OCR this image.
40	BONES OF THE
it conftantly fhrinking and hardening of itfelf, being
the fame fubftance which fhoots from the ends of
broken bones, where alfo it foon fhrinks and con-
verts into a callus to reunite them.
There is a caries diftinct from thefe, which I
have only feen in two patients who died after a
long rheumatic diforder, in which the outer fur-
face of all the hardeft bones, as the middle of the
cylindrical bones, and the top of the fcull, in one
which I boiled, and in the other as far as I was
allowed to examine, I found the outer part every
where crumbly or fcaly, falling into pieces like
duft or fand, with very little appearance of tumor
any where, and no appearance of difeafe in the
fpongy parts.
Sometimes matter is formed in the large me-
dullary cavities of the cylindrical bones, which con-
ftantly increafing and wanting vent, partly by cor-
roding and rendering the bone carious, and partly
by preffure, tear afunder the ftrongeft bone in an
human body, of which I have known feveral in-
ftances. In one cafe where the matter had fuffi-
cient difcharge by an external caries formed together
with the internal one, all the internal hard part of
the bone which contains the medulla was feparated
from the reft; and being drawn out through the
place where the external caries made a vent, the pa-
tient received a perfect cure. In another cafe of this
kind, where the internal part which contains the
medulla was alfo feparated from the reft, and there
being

-=-=-

**PROMPT:** Give back the full listing, exactly as it stands.

**EXERCISE RESPONSE:**
OCR this image.
40	BONES OF THE
it conftantly fhrinking and hardening of itfelf, being
the fame fubftance which fhoots from the ends of
broken bones, where alfo it foon fhrinks and con-
verts into a callus to reunite them.
There is a caries diftinct from thefe, which I
have only feen in two patients who died after a
long rheumatic diforder, in which the outer fur-
face of all the hardeft bones, as the middle of the
cylindrical bones, and the top of the fcull, in one
which I boiled, and in the other as far as I was
allowed to examine, I found the outer part every
where crumbly or fcaly, falling into pieces like
duft or fand, with very little appearance of tumor
any where, and no appearance of difeafe in the
fpongy parts.
Sometimes matter is formed in the large me-
dullary cavities of the cylindrical bones, which con-
ftantly increafing and wanting vent, partly by cor-
roding and rendering the bone carious, and partly
by preffure, tear afunder the ftrongeft bone in an
human body, of which I have known feveral in-
ftances. In one cafe where the matter had fuffi-
cient difcharge by an external caries formed together
with the internal one, all the internal hard part of
the bone which contains the medulla was feparated
from the reft; and being drawn out through the
place where the external caries made a vent, the pa-
tient received a perfect cure. In another cafe of this
kind, where the internal part which contains the
medulla was alfo feparated from the reft, and there
being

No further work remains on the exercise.